_SUPPLIED RECORDS_

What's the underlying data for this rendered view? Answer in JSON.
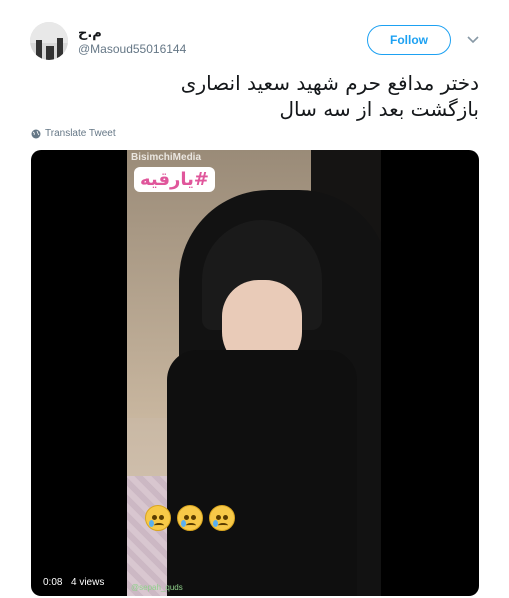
{
  "user": {
    "display_name": "م.ح",
    "handle": "@Masoud55016144"
  },
  "actions": {
    "follow_label": "Follow"
  },
  "tweet": {
    "line1": "دختر مدافع حرم شهید سعید انصاری",
    "line2": "بازگشت بعد از سه سال",
    "translate_label": "Translate Tweet"
  },
  "video": {
    "watermark": "BisimchiMedia",
    "hashtag": "#یارقیه",
    "bottom_tag": "@sepah_quds",
    "time": "0:08",
    "views": "4 views"
  },
  "colors": {
    "accent": "#1da1f2",
    "hashtag": "#e0569b"
  },
  "icons": [
    "chevron-down-icon",
    "globe-icon",
    "crying-face-icon"
  ]
}
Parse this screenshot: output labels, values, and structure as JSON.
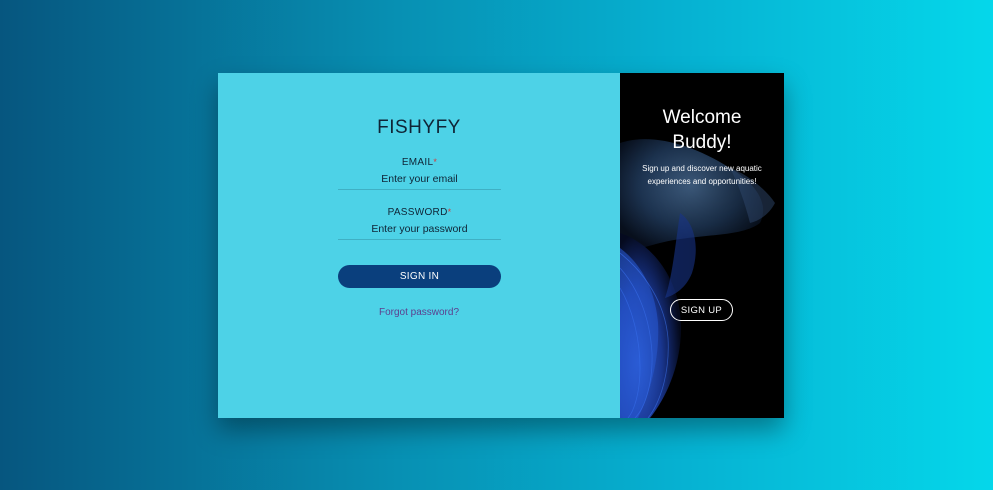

_GIVEN EXERCISE_
Write out the material above again, word for word, minus its pictures.

_SOLUTION TO THIS EXERCISE_
What's the underlying data for this rendered view? Answer in JSON.
{
  "user": {
    "display_name": "م.ح",
    "handle": "@Masoud55016144"
  },
  "actions": {
    "follow_label": "Follow"
  },
  "tweet": {
    "line1": "دختر مدافع حرم شهید سعید انصاری",
    "line2": "بازگشت بعد از سه سال",
    "translate_label": "Translate Tweet"
  },
  "video": {
    "watermark": "BisimchiMedia",
    "hashtag": "#یارقیه",
    "bottom_tag": "@sepah_quds",
    "time": "0:08",
    "views": "4 views"
  },
  "colors": {
    "accent": "#1da1f2",
    "hashtag": "#e0569b"
  },
  "icons": [
    "chevron-down-icon",
    "globe-icon",
    "crying-face-icon"
  ]
}
Parse this screenshot: output labels, values, and structure as JSON.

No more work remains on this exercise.